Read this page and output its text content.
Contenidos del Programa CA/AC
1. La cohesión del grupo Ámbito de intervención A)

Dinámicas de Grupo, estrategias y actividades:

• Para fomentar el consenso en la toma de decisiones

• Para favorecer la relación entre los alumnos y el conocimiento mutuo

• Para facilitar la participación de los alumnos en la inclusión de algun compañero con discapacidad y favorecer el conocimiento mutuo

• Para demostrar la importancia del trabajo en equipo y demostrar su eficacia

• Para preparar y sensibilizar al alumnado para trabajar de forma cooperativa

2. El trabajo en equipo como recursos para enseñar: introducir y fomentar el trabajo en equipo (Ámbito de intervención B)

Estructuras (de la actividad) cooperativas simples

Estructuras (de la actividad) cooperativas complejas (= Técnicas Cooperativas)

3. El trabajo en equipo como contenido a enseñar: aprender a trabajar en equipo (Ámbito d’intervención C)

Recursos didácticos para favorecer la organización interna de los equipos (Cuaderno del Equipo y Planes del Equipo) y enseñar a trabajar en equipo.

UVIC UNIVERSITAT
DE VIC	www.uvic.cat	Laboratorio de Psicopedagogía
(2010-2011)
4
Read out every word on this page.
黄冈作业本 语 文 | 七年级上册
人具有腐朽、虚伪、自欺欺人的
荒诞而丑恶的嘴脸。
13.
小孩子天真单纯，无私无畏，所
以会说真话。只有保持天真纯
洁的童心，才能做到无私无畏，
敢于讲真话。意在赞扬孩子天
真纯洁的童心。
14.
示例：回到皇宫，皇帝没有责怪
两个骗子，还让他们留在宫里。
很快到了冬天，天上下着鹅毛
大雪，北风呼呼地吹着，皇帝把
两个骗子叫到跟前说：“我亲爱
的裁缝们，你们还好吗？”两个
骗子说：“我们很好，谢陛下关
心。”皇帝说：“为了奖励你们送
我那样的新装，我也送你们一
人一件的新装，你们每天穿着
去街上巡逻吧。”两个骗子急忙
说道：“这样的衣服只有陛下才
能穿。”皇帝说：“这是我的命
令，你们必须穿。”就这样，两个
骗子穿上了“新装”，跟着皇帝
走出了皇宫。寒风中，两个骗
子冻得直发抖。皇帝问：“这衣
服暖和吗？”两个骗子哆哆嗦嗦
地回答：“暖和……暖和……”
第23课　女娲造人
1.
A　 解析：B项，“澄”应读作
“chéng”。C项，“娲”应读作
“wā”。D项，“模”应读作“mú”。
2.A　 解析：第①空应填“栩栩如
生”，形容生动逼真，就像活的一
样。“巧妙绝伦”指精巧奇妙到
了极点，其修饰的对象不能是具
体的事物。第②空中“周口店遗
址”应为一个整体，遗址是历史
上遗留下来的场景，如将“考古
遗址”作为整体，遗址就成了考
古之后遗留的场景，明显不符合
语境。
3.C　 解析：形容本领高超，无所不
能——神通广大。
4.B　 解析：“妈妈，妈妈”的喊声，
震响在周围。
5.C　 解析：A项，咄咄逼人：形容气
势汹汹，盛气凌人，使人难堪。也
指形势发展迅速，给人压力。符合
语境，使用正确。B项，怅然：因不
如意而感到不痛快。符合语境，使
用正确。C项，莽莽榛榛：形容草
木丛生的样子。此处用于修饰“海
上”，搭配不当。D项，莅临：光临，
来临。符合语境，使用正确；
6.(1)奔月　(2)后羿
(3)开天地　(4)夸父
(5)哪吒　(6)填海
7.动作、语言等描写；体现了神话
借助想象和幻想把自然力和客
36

* * * *

- [Exercise requirements]
Identify the lines above that contain the word "trabajo", then copy them.

- [Correct answer]
• Para demostrar la importancia del trabajo en equipo y demostrar su eficacia
2. El trabajo en equipo como recursos para enseñar: introducir y fomentar el trabajo en equipo (Ámbito de intervención B)
3. El trabajo en equipo como contenido a enseñar: aprender a trabajar en equipo (Ámbito d’intervención C)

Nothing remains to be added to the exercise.